Repeat the data word for word. Do not include the pictures.

■ ■ ■ ■

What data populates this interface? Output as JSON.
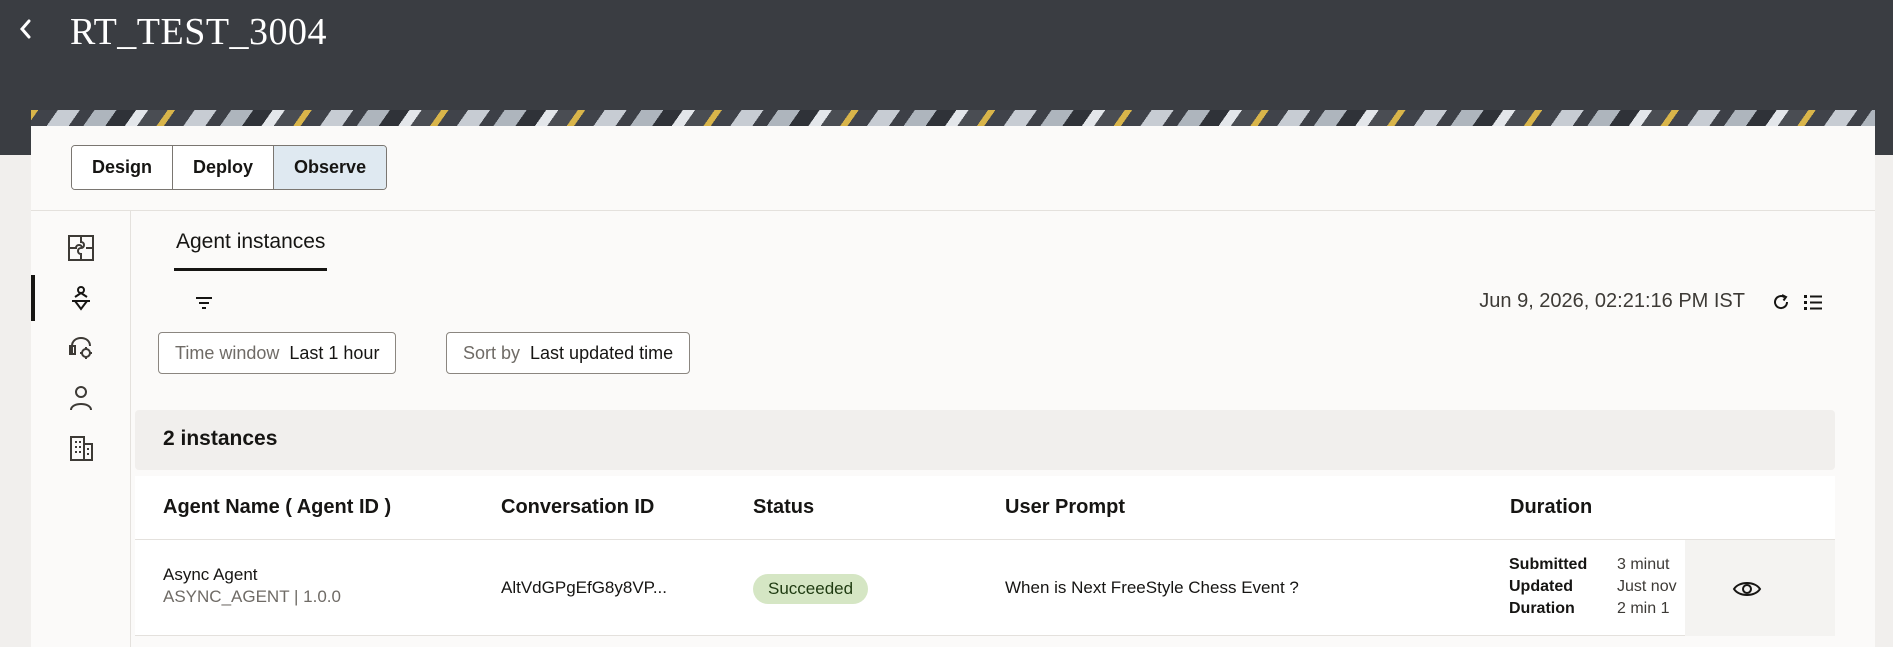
{
  "header": {
    "title": "RT_TEST_3004"
  },
  "mode_switch": {
    "items": [
      "Design",
      "Deploy",
      "Observe"
    ],
    "active": "Observe"
  },
  "side_nav": {
    "icons": [
      "puzzle-flow-icon",
      "agent-observe-icon",
      "agent-tools-icon",
      "person-icon",
      "building-icon"
    ],
    "active_index": 1
  },
  "tabs": [
    {
      "label": "Agent instances",
      "active": true
    }
  ],
  "toolbar": {
    "timestamp": "Jun 9, 2026, 02:21:16 PM IST"
  },
  "filters": {
    "time_window": {
      "label": "Time window",
      "value": "Last 1 hour"
    },
    "sort_by": {
      "label": "Sort by",
      "value": "Last updated time"
    }
  },
  "instances": {
    "count_label": "2 instances"
  },
  "table": {
    "columns": [
      "Agent Name ( Agent ID )",
      "Conversation ID",
      "Status",
      "User Prompt",
      "Duration"
    ],
    "rows": [
      {
        "agent_name": "Async Agent",
        "agent_id": "ASYNC_AGENT | 1.0.0",
        "conversation_id": "AltVdGPgEfG8y8VP...",
        "status": "Succeeded",
        "user_prompt": "When is Next FreeStyle Chess Event ?",
        "duration": {
          "submitted_label": "Submitted",
          "submitted_value": "3 minut",
          "updated_label": "Updated",
          "updated_value": "Just nov",
          "duration_label": "Duration",
          "duration_value": "2 min 1"
        }
      }
    ]
  },
  "colors": {
    "topbar": "#3a3d42",
    "active_mode": "#dfe9f1",
    "status_success": "#d5e6c4"
  }
}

■ ■ ■ ■

• Complete output
What data populates this interface? Output as JSON.
{
  "header": {
    "title": "RT_TEST_3004"
  },
  "mode_switch": {
    "items": [
      "Design",
      "Deploy",
      "Observe"
    ],
    "active": "Observe"
  },
  "side_nav": {
    "icons": [
      "puzzle-flow-icon",
      "agent-observe-icon",
      "agent-tools-icon",
      "person-icon",
      "building-icon"
    ],
    "active_index": 1
  },
  "tabs": [
    {
      "label": "Agent instances",
      "active": true
    }
  ],
  "toolbar": {
    "timestamp": "Jun 9, 2026, 02:21:16 PM IST"
  },
  "filters": {
    "time_window": {
      "label": "Time window",
      "value": "Last 1 hour"
    },
    "sort_by": {
      "label": "Sort by",
      "value": "Last updated time"
    }
  },
  "instances": {
    "count_label": "2 instances"
  },
  "table": {
    "columns": [
      "Agent Name ( Agent ID )",
      "Conversation ID",
      "Status",
      "User Prompt",
      "Duration"
    ],
    "rows": [
      {
        "agent_name": "Async Agent",
        "agent_id": "ASYNC_AGENT | 1.0.0",
        "conversation_id": "AltVdGPgEfG8y8VP...",
        "status": "Succeeded",
        "user_prompt": "When is Next FreeStyle Chess Event ?",
        "duration": {
          "submitted_label": "Submitted",
          "submitted_value": "3 minut",
          "updated_label": "Updated",
          "updated_value": "Just nov",
          "duration_label": "Duration",
          "duration_value": "2 min 1"
        }
      }
    ]
  },
  "colors": {
    "topbar": "#3a3d42",
    "active_mode": "#dfe9f1",
    "status_success": "#d5e6c4"
  }
}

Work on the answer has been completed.